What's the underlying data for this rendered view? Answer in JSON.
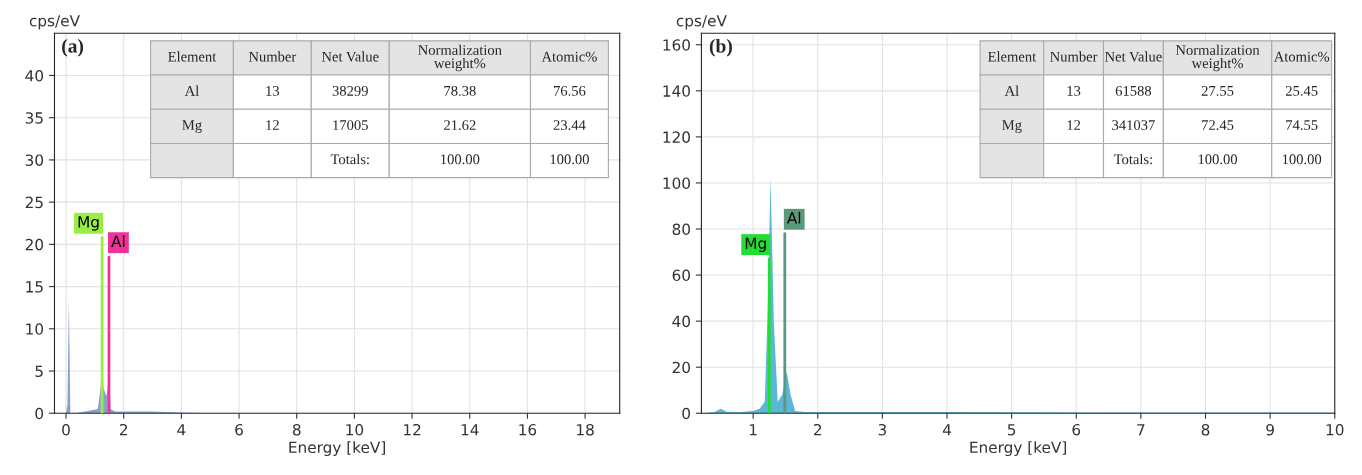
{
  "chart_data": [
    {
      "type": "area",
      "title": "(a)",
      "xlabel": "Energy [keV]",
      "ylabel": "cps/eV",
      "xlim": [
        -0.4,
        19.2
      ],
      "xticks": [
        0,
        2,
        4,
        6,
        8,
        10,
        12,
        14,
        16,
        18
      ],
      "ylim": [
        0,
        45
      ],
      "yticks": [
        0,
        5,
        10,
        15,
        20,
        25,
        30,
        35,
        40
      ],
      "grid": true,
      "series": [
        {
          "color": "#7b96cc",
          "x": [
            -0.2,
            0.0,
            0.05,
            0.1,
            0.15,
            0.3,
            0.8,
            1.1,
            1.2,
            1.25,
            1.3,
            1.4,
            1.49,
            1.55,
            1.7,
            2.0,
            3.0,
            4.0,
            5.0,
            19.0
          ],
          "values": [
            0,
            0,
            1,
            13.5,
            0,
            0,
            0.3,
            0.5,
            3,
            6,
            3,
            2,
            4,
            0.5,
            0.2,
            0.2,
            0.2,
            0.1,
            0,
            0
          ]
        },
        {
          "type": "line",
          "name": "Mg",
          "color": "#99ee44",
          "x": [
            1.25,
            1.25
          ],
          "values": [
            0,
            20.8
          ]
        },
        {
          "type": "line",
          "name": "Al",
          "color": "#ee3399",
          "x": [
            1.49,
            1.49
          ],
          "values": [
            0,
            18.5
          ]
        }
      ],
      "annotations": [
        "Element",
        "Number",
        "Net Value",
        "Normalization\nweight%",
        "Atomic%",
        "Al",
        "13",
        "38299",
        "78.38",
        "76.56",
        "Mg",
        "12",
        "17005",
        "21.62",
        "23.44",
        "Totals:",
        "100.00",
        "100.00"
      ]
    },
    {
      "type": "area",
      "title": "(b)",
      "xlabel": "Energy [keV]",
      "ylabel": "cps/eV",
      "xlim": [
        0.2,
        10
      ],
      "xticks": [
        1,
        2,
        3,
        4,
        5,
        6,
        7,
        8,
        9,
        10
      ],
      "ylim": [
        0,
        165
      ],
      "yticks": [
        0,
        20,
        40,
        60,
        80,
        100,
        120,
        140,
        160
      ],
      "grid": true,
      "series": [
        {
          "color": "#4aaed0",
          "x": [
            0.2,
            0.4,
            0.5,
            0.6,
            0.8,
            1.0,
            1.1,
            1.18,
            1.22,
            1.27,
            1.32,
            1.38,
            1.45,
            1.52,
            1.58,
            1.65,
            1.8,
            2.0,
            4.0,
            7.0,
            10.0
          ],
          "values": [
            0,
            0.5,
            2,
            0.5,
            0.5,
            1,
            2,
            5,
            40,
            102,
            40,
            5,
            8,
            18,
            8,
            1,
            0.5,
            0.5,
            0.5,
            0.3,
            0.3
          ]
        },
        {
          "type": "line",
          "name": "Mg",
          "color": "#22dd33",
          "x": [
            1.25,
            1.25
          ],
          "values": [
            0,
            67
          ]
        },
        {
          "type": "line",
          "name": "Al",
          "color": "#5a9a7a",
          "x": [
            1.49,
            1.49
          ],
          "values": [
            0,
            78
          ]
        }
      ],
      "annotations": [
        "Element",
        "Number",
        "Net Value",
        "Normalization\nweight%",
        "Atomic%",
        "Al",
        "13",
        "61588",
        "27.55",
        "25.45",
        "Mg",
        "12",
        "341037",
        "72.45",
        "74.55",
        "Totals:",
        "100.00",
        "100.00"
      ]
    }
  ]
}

----

- [REQUEST]: Working from the material above, transcribe it exactly while omitting pictures.

- [SOLUTION FOR THIS EXERCISE]:
What's the underlying data for this rendered view? Answer in JSON.
{
  "chart_data": [
    {
      "type": "area",
      "title": "(a)",
      "xlabel": "Energy [keV]",
      "ylabel": "cps/eV",
      "xlim": [
        -0.4,
        19.2
      ],
      "xticks": [
        0,
        2,
        4,
        6,
        8,
        10,
        12,
        14,
        16,
        18
      ],
      "ylim": [
        0,
        45
      ],
      "yticks": [
        0,
        5,
        10,
        15,
        20,
        25,
        30,
        35,
        40
      ],
      "grid": true,
      "series": [
        {
          "color": "#7b96cc",
          "x": [
            -0.2,
            0.0,
            0.05,
            0.1,
            0.15,
            0.3,
            0.8,
            1.1,
            1.2,
            1.25,
            1.3,
            1.4,
            1.49,
            1.55,
            1.7,
            2.0,
            3.0,
            4.0,
            5.0,
            19.0
          ],
          "values": [
            0,
            0,
            1,
            13.5,
            0,
            0,
            0.3,
            0.5,
            3,
            6,
            3,
            2,
            4,
            0.5,
            0.2,
            0.2,
            0.2,
            0.1,
            0,
            0
          ]
        },
        {
          "type": "line",
          "name": "Mg",
          "color": "#99ee44",
          "x": [
            1.25,
            1.25
          ],
          "values": [
            0,
            20.8
          ]
        },
        {
          "type": "line",
          "name": "Al",
          "color": "#ee3399",
          "x": [
            1.49,
            1.49
          ],
          "values": [
            0,
            18.5
          ]
        }
      ],
      "annotations": [
        "Element",
        "Number",
        "Net Value",
        "Normalization\nweight%",
        "Atomic%",
        "Al",
        "13",
        "38299",
        "78.38",
        "76.56",
        "Mg",
        "12",
        "17005",
        "21.62",
        "23.44",
        "Totals:",
        "100.00",
        "100.00"
      ]
    },
    {
      "type": "area",
      "title": "(b)",
      "xlabel": "Energy [keV]",
      "ylabel": "cps/eV",
      "xlim": [
        0.2,
        10
      ],
      "xticks": [
        1,
        2,
        3,
        4,
        5,
        6,
        7,
        8,
        9,
        10
      ],
      "ylim": [
        0,
        165
      ],
      "yticks": [
        0,
        20,
        40,
        60,
        80,
        100,
        120,
        140,
        160
      ],
      "grid": true,
      "series": [
        {
          "color": "#4aaed0",
          "x": [
            0.2,
            0.4,
            0.5,
            0.6,
            0.8,
            1.0,
            1.1,
            1.18,
            1.22,
            1.27,
            1.32,
            1.38,
            1.45,
            1.52,
            1.58,
            1.65,
            1.8,
            2.0,
            4.0,
            7.0,
            10.0
          ],
          "values": [
            0,
            0.5,
            2,
            0.5,
            0.5,
            1,
            2,
            5,
            40,
            102,
            40,
            5,
            8,
            18,
            8,
            1,
            0.5,
            0.5,
            0.5,
            0.3,
            0.3
          ]
        },
        {
          "type": "line",
          "name": "Mg",
          "color": "#22dd33",
          "x": [
            1.25,
            1.25
          ],
          "values": [
            0,
            67
          ]
        },
        {
          "type": "line",
          "name": "Al",
          "color": "#5a9a7a",
          "x": [
            1.49,
            1.49
          ],
          "values": [
            0,
            78
          ]
        }
      ],
      "annotations": [
        "Element",
        "Number",
        "Net Value",
        "Normalization\nweight%",
        "Atomic%",
        "Al",
        "13",
        "61588",
        "27.55",
        "25.45",
        "Mg",
        "12",
        "341037",
        "72.45",
        "74.55",
        "Totals:",
        "100.00",
        "100.00"
      ]
    }
  ]
}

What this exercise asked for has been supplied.